**PROMPT:**
Please print out the entries below unchanged and skip the images.
◆ ◆ ◆ ◆ ◆
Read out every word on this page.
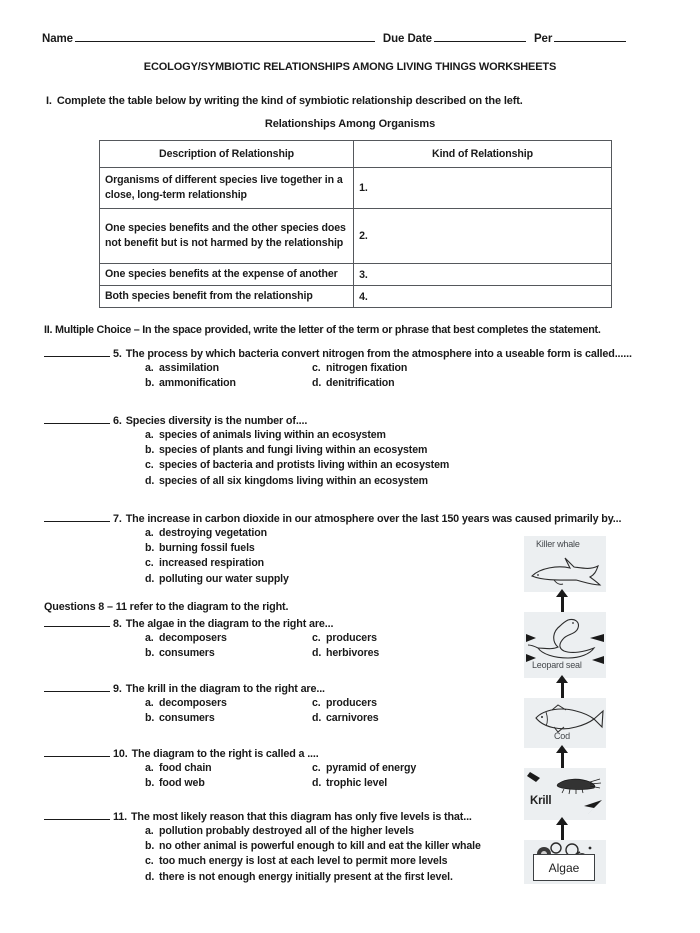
Name	Due Date	Per
ECOLOGY/SYMBIOTIC RELATIONSHIPS AMONG LIVING THINGS WORKSHEETS
I. Complete the table below by writing the kind of symbiotic relationship described on the left.
Relationships Among Organisms
Description of Relationship	Kind of Relationship
Organisms of different species live together in a close, long-term relationship	1.
One species benefits and the other species does not benefit but is not harmed by the relationship	2.
One species benefits at the expense of another	3.
Both species benefit from the relationship	4.
II. Multiple Choice – In the space provided, write the letter of the term or phrase that best completes the statement.
5. The process by which bacteria convert nitrogen from the atmosphere into a useable form is called......
a. assimilation	c. nitrogen fixation
b. ammonification	d. denitrification
6. Species diversity is the number of....
a. species of animals living within an ecosystem
b. species of plants and fungi living within an ecosystem
c. species of bacteria and protists living within an ecosystem
d. species of all six kingdoms living within an ecosystem
7. The increase in carbon dioxide in our atmosphere over the last 150 years was caused primarily by...
a. destroying vegetation
b. burning fossil fuels
c. increased respiration
d. polluting our water supply
Questions 8 – 11 refer to the diagram to the right.
8. The algae in the diagram to the right are...
a. decomposers	c. producers
b. consumers	d. herbivores
9. The krill in the diagram to the right are...
a. decomposers	c. producers
b. consumers	d. carnivores
10. The diagram to the right is called a ....
a. food chain	c. pyramid of energy
b. food web	d. trophic level
11. The most likely reason that this diagram has only five levels is that...
a. pollution probably destroyed all of the higher levels
b. no other animal is powerful enough to kill and eat the killer whale
c. too much energy is lost at each level to permit more levels
d. there is not enough energy initially present at the first level.
Killer whale
Leopard seal
Cod
Krill
Algae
◆ ◆ ◆ ◆ ◆
**COMPLETED EXERCISE:**
Read out every word on this page.
Name	Due Date	Per
ECOLOGY/SYMBIOTIC RELATIONSHIPS AMONG LIVING THINGS WORKSHEETS
I. Complete the table below by writing the kind of symbiotic relationship described on the left.
Relationships Among Organisms
Description of Relationship	Kind of Relationship
Organisms of different species live together in a close, long-term relationship	1.
One species benefits and the other species does not benefit but is not harmed by the relationship	2.
One species benefits at the expense of another	3.
Both species benefit from the relationship	4.
II. Multiple Choice – In the space provided, write the letter of the term or phrase that best completes the statement.
5. The process by which bacteria convert nitrogen from the atmosphere into a useable form is called......
a. assimilation	c. nitrogen fixation
b. ammonification	d. denitrification
6. Species diversity is the number of....
a. species of animals living within an ecosystem
b. species of plants and fungi living within an ecosystem
c. species of bacteria and protists living within an ecosystem
d. species of all six kingdoms living within an ecosystem
7. The increase in carbon dioxide in our atmosphere over the last 150 years was caused primarily by...
a. destroying vegetation
b. burning fossil fuels
c. increased respiration
d. polluting our water supply
Questions 8 – 11 refer to the diagram to the right.
8. The algae in the diagram to the right are...
a. decomposers	c. producers
b. consumers	d. herbivores
9. The krill in the diagram to the right are...
a. decomposers	c. producers
b. consumers	d. carnivores
10. The diagram to the right is called a ....
a. food chain	c. pyramid of energy
b. food web	d. trophic level
11. The most likely reason that this diagram has only five levels is that...
a. pollution probably destroyed all of the higher levels
b. no other animal is powerful enough to kill and eat the killer whale
c. too much energy is lost at each level to permit more levels
d. there is not enough energy initially present at the first level.
Killer whale
Leopard seal
Cod
Krill
Algae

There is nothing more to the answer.